## Do this:
Type out the records that follow, exactly as given.

## Dataset excerpts:
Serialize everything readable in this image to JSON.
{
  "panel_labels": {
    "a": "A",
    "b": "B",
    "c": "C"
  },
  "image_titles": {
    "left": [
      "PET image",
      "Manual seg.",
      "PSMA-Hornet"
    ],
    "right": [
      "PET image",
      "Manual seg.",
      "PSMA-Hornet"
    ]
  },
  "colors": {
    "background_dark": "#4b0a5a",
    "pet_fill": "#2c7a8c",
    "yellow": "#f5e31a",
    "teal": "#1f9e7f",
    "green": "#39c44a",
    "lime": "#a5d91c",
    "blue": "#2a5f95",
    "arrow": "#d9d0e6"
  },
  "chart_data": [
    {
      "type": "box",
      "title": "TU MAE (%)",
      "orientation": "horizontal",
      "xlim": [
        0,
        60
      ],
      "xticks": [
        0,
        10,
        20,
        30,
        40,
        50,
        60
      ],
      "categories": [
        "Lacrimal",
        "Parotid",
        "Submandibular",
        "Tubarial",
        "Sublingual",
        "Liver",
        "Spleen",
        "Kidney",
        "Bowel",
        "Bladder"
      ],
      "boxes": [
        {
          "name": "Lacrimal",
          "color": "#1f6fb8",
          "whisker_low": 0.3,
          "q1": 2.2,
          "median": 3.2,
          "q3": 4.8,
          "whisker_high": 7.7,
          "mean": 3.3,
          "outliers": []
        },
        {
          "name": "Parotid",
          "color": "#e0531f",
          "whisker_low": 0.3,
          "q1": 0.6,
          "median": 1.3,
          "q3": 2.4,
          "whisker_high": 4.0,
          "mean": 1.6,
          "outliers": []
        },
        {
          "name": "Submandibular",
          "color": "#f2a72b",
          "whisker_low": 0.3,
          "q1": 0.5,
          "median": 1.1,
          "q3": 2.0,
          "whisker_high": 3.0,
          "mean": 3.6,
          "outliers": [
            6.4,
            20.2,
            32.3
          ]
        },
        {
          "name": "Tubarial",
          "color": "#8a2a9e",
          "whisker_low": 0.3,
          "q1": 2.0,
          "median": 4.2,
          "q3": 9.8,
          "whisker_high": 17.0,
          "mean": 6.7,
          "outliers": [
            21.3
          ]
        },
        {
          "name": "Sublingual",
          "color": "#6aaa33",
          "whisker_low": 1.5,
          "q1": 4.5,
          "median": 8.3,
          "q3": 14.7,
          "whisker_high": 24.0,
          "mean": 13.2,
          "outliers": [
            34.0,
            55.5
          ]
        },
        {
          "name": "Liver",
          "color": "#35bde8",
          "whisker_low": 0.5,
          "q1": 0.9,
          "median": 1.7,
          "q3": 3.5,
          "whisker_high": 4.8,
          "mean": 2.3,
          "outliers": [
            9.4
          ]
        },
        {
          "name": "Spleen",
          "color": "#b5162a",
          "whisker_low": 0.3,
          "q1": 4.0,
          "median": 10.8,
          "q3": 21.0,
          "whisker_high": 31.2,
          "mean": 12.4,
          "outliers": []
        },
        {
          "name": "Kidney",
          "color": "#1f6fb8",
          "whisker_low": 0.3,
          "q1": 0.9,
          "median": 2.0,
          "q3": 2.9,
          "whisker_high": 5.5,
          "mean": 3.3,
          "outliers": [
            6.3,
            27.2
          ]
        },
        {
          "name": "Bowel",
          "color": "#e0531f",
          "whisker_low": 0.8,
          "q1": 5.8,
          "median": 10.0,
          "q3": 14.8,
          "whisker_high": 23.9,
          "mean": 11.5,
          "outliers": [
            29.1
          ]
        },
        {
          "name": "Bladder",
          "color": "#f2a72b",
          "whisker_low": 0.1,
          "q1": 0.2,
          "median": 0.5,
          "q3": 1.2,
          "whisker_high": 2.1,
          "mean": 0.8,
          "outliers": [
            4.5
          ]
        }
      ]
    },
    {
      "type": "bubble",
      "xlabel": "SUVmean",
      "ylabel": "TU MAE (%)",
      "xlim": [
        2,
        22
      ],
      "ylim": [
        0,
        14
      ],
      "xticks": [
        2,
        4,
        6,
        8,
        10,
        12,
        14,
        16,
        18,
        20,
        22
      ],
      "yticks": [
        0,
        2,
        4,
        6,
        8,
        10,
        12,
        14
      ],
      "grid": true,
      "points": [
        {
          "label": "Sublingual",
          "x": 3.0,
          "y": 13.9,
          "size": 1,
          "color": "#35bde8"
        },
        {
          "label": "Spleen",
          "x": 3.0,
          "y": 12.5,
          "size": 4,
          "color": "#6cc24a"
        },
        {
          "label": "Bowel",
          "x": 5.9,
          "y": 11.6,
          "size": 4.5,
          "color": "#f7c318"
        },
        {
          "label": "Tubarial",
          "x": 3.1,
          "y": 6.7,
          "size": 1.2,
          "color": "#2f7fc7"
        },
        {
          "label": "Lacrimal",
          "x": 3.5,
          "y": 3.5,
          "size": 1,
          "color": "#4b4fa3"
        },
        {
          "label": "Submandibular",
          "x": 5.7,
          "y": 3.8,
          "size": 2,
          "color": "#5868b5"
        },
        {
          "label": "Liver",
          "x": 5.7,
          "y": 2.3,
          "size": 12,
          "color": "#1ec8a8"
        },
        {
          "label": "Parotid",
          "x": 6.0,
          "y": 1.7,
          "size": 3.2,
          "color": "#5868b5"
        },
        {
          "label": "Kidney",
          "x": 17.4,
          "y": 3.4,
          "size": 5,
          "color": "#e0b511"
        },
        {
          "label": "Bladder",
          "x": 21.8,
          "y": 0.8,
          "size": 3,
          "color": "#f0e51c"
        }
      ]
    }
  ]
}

## Solution to this task:
Serialize everything readable in this image to JSON.
{
  "panel_labels": {
    "a": "A",
    "b": "B",
    "c": "C"
  },
  "image_titles": {
    "left": [
      "PET image",
      "Manual seg.",
      "PSMA-Hornet"
    ],
    "right": [
      "PET image",
      "Manual seg.",
      "PSMA-Hornet"
    ]
  },
  "colors": {
    "background_dark": "#4b0a5a",
    "pet_fill": "#2c7a8c",
    "yellow": "#f5e31a",
    "teal": "#1f9e7f",
    "green": "#39c44a",
    "lime": "#a5d91c",
    "blue": "#2a5f95",
    "arrow": "#d9d0e6"
  },
  "chart_data": [
    {
      "type": "box",
      "title": "TU MAE (%)",
      "orientation": "horizontal",
      "xlim": [
        0,
        60
      ],
      "xticks": [
        0,
        10,
        20,
        30,
        40,
        50,
        60
      ],
      "categories": [
        "Lacrimal",
        "Parotid",
        "Submandibular",
        "Tubarial",
        "Sublingual",
        "Liver",
        "Spleen",
        "Kidney",
        "Bowel",
        "Bladder"
      ],
      "boxes": [
        {
          "name": "Lacrimal",
          "color": "#1f6fb8",
          "whisker_low": 0.3,
          "q1": 2.2,
          "median": 3.2,
          "q3": 4.8,
          "whisker_high": 7.7,
          "mean": 3.3,
          "outliers": []
        },
        {
          "name": "Parotid",
          "color": "#e0531f",
          "whisker_low": 0.3,
          "q1": 0.6,
          "median": 1.3,
          "q3": 2.4,
          "whisker_high": 4.0,
          "mean": 1.6,
          "outliers": []
        },
        {
          "name": "Submandibular",
          "color": "#f2a72b",
          "whisker_low": 0.3,
          "q1": 0.5,
          "median": 1.1,
          "q3": 2.0,
          "whisker_high": 3.0,
          "mean": 3.6,
          "outliers": [
            6.4,
            20.2,
            32.3
          ]
        },
        {
          "name": "Tubarial",
          "color": "#8a2a9e",
          "whisker_low": 0.3,
          "q1": 2.0,
          "median": 4.2,
          "q3": 9.8,
          "whisker_high": 17.0,
          "mean": 6.7,
          "outliers": [
            21.3
          ]
        },
        {
          "name": "Sublingual",
          "color": "#6aaa33",
          "whisker_low": 1.5,
          "q1": 4.5,
          "median": 8.3,
          "q3": 14.7,
          "whisker_high": 24.0,
          "mean": 13.2,
          "outliers": [
            34.0,
            55.5
          ]
        },
        {
          "name": "Liver",
          "color": "#35bde8",
          "whisker_low": 0.5,
          "q1": 0.9,
          "median": 1.7,
          "q3": 3.5,
          "whisker_high": 4.8,
          "mean": 2.3,
          "outliers": [
            9.4
          ]
        },
        {
          "name": "Spleen",
          "color": "#b5162a",
          "whisker_low": 0.3,
          "q1": 4.0,
          "median": 10.8,
          "q3": 21.0,
          "whisker_high": 31.2,
          "mean": 12.4,
          "outliers": []
        },
        {
          "name": "Kidney",
          "color": "#1f6fb8",
          "whisker_low": 0.3,
          "q1": 0.9,
          "median": 2.0,
          "q3": 2.9,
          "whisker_high": 5.5,
          "mean": 3.3,
          "outliers": [
            6.3,
            27.2
          ]
        },
        {
          "name": "Bowel",
          "color": "#e0531f",
          "whisker_low": 0.8,
          "q1": 5.8,
          "median": 10.0,
          "q3": 14.8,
          "whisker_high": 23.9,
          "mean": 11.5,
          "outliers": [
            29.1
          ]
        },
        {
          "name": "Bladder",
          "color": "#f2a72b",
          "whisker_low": 0.1,
          "q1": 0.2,
          "median": 0.5,
          "q3": 1.2,
          "whisker_high": 2.1,
          "mean": 0.8,
          "outliers": [
            4.5
          ]
        }
      ]
    },
    {
      "type": "bubble",
      "xlabel": "SUVmean",
      "ylabel": "TU MAE (%)",
      "xlim": [
        2,
        22
      ],
      "ylim": [
        0,
        14
      ],
      "xticks": [
        2,
        4,
        6,
        8,
        10,
        12,
        14,
        16,
        18,
        20,
        22
      ],
      "yticks": [
        0,
        2,
        4,
        6,
        8,
        10,
        12,
        14
      ],
      "grid": true,
      "points": [
        {
          "label": "Sublingual",
          "x": 3.0,
          "y": 13.9,
          "size": 1,
          "color": "#35bde8"
        },
        {
          "label": "Spleen",
          "x": 3.0,
          "y": 12.5,
          "size": 4,
          "color": "#6cc24a"
        },
        {
          "label": "Bowel",
          "x": 5.9,
          "y": 11.6,
          "size": 4.5,
          "color": "#f7c318"
        },
        {
          "label": "Tubarial",
          "x": 3.1,
          "y": 6.7,
          "size": 1.2,
          "color": "#2f7fc7"
        },
        {
          "label": "Lacrimal",
          "x": 3.5,
          "y": 3.5,
          "size": 1,
          "color": "#4b4fa3"
        },
        {
          "label": "Submandibular",
          "x": 5.7,
          "y": 3.8,
          "size": 2,
          "color": "#5868b5"
        },
        {
          "label": "Liver",
          "x": 5.7,
          "y": 2.3,
          "size": 12,
          "color": "#1ec8a8"
        },
        {
          "label": "Parotid",
          "x": 6.0,
          "y": 1.7,
          "size": 3.2,
          "color": "#5868b5"
        },
        {
          "label": "Kidney",
          "x": 17.4,
          "y": 3.4,
          "size": 5,
          "color": "#e0b511"
        },
        {
          "label": "Bladder",
          "x": 21.8,
          "y": 0.8,
          "size": 3,
          "color": "#f0e51c"
        }
      ]
    }
  ]
}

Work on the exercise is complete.